Stated exercise A: Turn the following lines of the records into a numbered list, leaving out any blank lines. Begin at the line that contains "544, 669, 575]" and stop after the line that contains "895, 669, 945]".

>> BEGIN Reading passage

DOUAR is a new finite element code for the solution of the Stokes and energy (or heat transport) equations that has been purposely designed to address crustal- scale to mantle-scale flow problems in three dimensions. Although it is based on an Eulerian description of deformation and flow, the code has the ability to track interfaces and, in particular, the free surface, by using a dual representation based on a set of particles placed on the interface and the computation of a level set function on the nodes of the finite element grid, thus ensuring accuracy and efficiency. The code makes also use of a new method to compute the dynamic Delaunay triangulation connecting the particles based on a non-Euclidian, curvilinear metrics, ensuring that the density of particles remains uniform and/or dynamically adapted to the curvature of the interface. On the following figures are shown the geometry and triangulation of an originally flat surface deformed by a prescribed periodic and incompressible velocity field. The right panel is a close-up of a region (indicated on the left panel) where the surface curvature has become very large.
The finite element discretization is based on a non-uniform, yet regular octree division of space within a unit cube that allows to adapt the finite element discretization at will, i.e. in regions of strong velocity gradient or high interface curvature, with efficiency. On the following figure is shown the example of a simple octree discretization of the unit cube. The unit cube is divided in 8 sub-cubes, which can be arbitrarily divided into 8 sub-sub-cubes, and so on. The sub-cubes that remain undivided at the end of the construction of the octree are called leaves which are used here as finite elements with which the partial differential equations are solved.

>> END Reading passage
>> BEGIN Data lines

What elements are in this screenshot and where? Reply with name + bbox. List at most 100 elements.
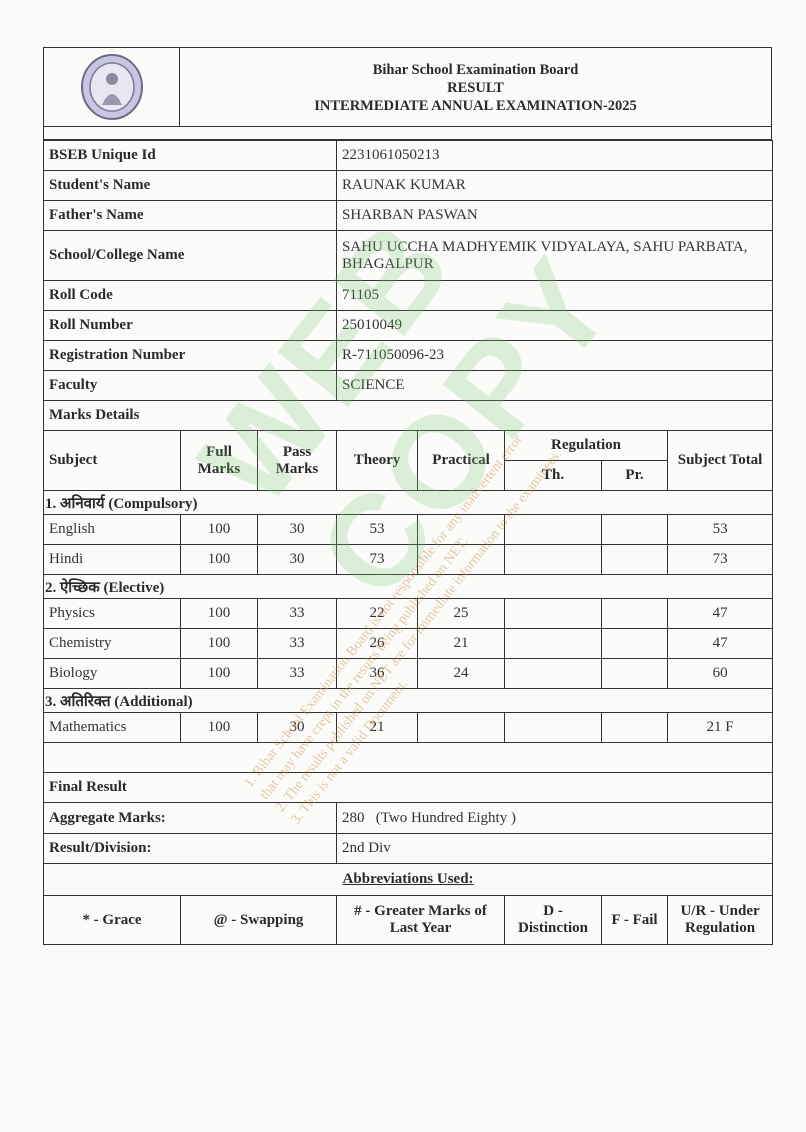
subject-pr	[601, 544, 669, 575]
subject-pr	[601, 712, 669, 743]
info-label: School/College Name	[42, 230, 338, 281]
subject-theory: 22	[336, 598, 419, 629]
subject-practical	[417, 514, 506, 545]
subject-th	[504, 628, 603, 659]
abbr-distinction: D - Distinction	[504, 895, 603, 945]
result-title: RESULT	[447, 80, 504, 96]
info-value: SCIENCE	[336, 370, 774, 401]
info-row: Roll Code 71105	[42, 280, 774, 311]
bseb-seal-logo	[80, 54, 143, 120]
division-label: Result/Division:	[42, 833, 338, 864]
blank-row	[42, 742, 774, 773]
section-title: 3. अतिरिक्त (Additional)	[42, 688, 774, 713]
abbr-grace: * - Grace	[43, 895, 181, 945]
abbr-fail: F - Fail	[601, 895, 669, 945]
subject-name: Biology	[43, 658, 181, 689]
subject-total: 47	[667, 598, 774, 629]
subject-total: 60	[667, 658, 774, 689]
subject-row: Physics 100 33 22 25 47	[43, 598, 774, 629]
subject-theory: 21	[336, 712, 419, 743]
subject-practical: 24	[417, 658, 506, 689]
subject-full: 100	[180, 658, 258, 689]
subject-pass: 30	[256, 544, 338, 575]
subject-practical: 25	[417, 598, 506, 629]
info-row: School/College Name SAHU UCCHA MADHYEMIK…	[42, 230, 774, 281]
col-reg-pr: Pr.	[601, 460, 669, 491]
subject-total: 47	[667, 628, 774, 659]
subject-practical: 21	[417, 628, 506, 659]
exam-title: INTERMEDIATE ANNUAL EXAMINATION-2025	[314, 98, 637, 114]
abbreviations-title: Abbreviations Used:	[42, 863, 774, 896]
info-value: 2231061050213	[336, 140, 774, 171]
subject-practical	[417, 712, 506, 743]
subject-name: Physics	[43, 598, 181, 629]
col-subject-total: Subject Total	[667, 430, 774, 491]
subject-pr	[601, 514, 669, 545]
info-value: RAUNAK KUMAR	[336, 170, 774, 201]
info-value: R-711050096-23	[336, 340, 774, 371]
subject-row: English 100 30 53 53	[43, 514, 774, 545]
section-row: 1. अनिवार्य (Compulsory)	[42, 490, 774, 515]
section-title: 1. अनिवार्य (Compulsory)	[42, 490, 774, 515]
section-title: 2. ऐच्छिक (Elective)	[42, 574, 774, 599]
abbr-swapping: @ - Swapping	[179, 895, 338, 945]
header-titles: Bihar School Examination Board RESULT IN…	[180, 48, 771, 126]
abbr-under-regulation: U/R - Under Regulation	[667, 895, 774, 945]
subject-theory: 73	[336, 544, 419, 575]
info-label: Faculty	[42, 370, 338, 401]
subject-theory: 53	[336, 514, 419, 545]
info-label: Roll Code	[42, 280, 338, 311]
col-regulation: Regulation	[504, 430, 669, 461]
subject-full: 100	[180, 712, 258, 743]
division-value: 2nd Div	[336, 833, 774, 864]
col-full-marks: Full Marks	[180, 430, 258, 491]
info-row: Faculty SCIENCE	[42, 370, 774, 401]
subject-pr	[601, 598, 669, 629]
aggregate-label: Aggregate Marks:	[42, 802, 338, 834]
subject-theory: 36	[336, 658, 419, 689]
header-spacer	[43, 127, 772, 140]
col-theory: Theory	[336, 430, 419, 491]
subject-total: 21 F	[667, 712, 774, 743]
subject-row: Chemistry 100 33 26 21 47	[43, 628, 774, 659]
info-label: Student's Name	[42, 170, 338, 201]
subject-pass: 33	[256, 628, 338, 659]
final-result-title: Final Result	[42, 772, 774, 803]
col-practical: Practical	[417, 430, 506, 491]
col-subject: Subject	[43, 430, 181, 491]
info-label: Father's Name	[42, 200, 338, 231]
subject-th	[504, 514, 603, 545]
col-pass-marks: Pass Marks	[256, 430, 338, 491]
subject-row: Hindi 100 30 73 73	[43, 544, 774, 575]
info-row: Student's Name RAUNAK KUMAR	[42, 170, 774, 201]
subject-name: Mathematics	[43, 712, 181, 743]
col-reg-th: Th.	[504, 460, 603, 491]
subject-pass: 30	[256, 514, 338, 545]
subject-name: Hindi	[43, 544, 181, 575]
board-name: Bihar School Examination Board	[372, 62, 579, 78]
subject-name: English	[43, 514, 181, 545]
info-label: BSEB Unique Id	[42, 140, 338, 171]
subject-full: 100	[180, 514, 258, 545]
subject-total: 53	[667, 514, 774, 545]
subject-row: Biology 100 33 36 24 60	[43, 658, 774, 689]
subject-practical	[417, 544, 506, 575]
info-row: BSEB Unique Id 2231061050213	[42, 140, 774, 171]
aggregate-value: 280 (Two Hundred Eighty )	[336, 802, 774, 834]
subject-pass: 33	[256, 598, 338, 629]
subject-th	[504, 658, 603, 689]
subject-total: 73	[667, 544, 774, 575]
info-value: SAHU UCCHA MADHYEMIK VIDYALAYA, SAHU PAR…	[336, 230, 774, 281]
abbr-greater-marks: # - Greater Marks of Last Year	[336, 895, 506, 945]
subject-full: 100	[180, 628, 258, 659]
info-label: Roll Number	[42, 310, 338, 341]
result-header: Bihar School Examination Board RESULT IN…	[43, 47, 772, 127]
info-row: Roll Number 25010049	[42, 310, 774, 341]
info-value: 71105	[336, 280, 774, 311]
subject-pr	[601, 628, 669, 659]
subject-theory: 26	[336, 628, 419, 659]
section-row: 3. अतिरिक्त (Additional)	[42, 688, 774, 713]
subject-row: Mathematics 100 30 21 21 F	[43, 712, 774, 743]
subject-th	[504, 598, 603, 629]
subject-th	[504, 544, 603, 575]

>> END Data lines

Stated exercise B: From the passage on the DOUAR finite element code, reproduce word for word the part that begins at the words "The finite element discretization is" and stops after the words "equations are solved.".

Complete output A:
1. subject-pr	[601, 544, 669, 575]
2. subject-pr	[601, 712, 669, 743]
3. info-label: School/College Name	[42, 230, 338, 281]
4. subject-theory: 22	[336, 598, 419, 629]
5. subject-practical	[417, 514, 506, 545]
6. subject-th	[504, 628, 603, 659]
7. abbr-distinction: D - Distinction	[504, 895, 603, 945]
8. result-title: RESULT	[447, 80, 504, 96]
9. info-value: SCIENCE	[336, 370, 774, 401]
10. info-row: Roll Code 71105	[42, 280, 774, 311]
11. bseb-seal-logo	[80, 54, 143, 120]
12. division-label: Result/Division:	[42, 833, 338, 864]
13. blank-row	[42, 742, 774, 773]
14. section-title: 3. अतिरिक्त (Additional)	[42, 688, 774, 713]
15. abbr-grace: * - Grace	[43, 895, 181, 945]
16. abbr-fail: F - Fail	[601, 895, 669, 945]

Complete output B:
The finite element discretization is based on a non-uniform, yet regular octree division of space within a unit cube that allows to adapt the finite element discretization at will, i.e. in regions of strong velocity gradient or high interface curvature, with efficiency. On the following figure is shown the example of a simple octree discretization of the unit cube. The unit cube is divided in 8 sub-cubes, which can be arbitrarily divided into 8 sub-sub-cubes, and so on. The sub-cubes that remain undivided at the end of the construction of the octree are called leaves which are used here as finite elements with which the partial differential equations are solved.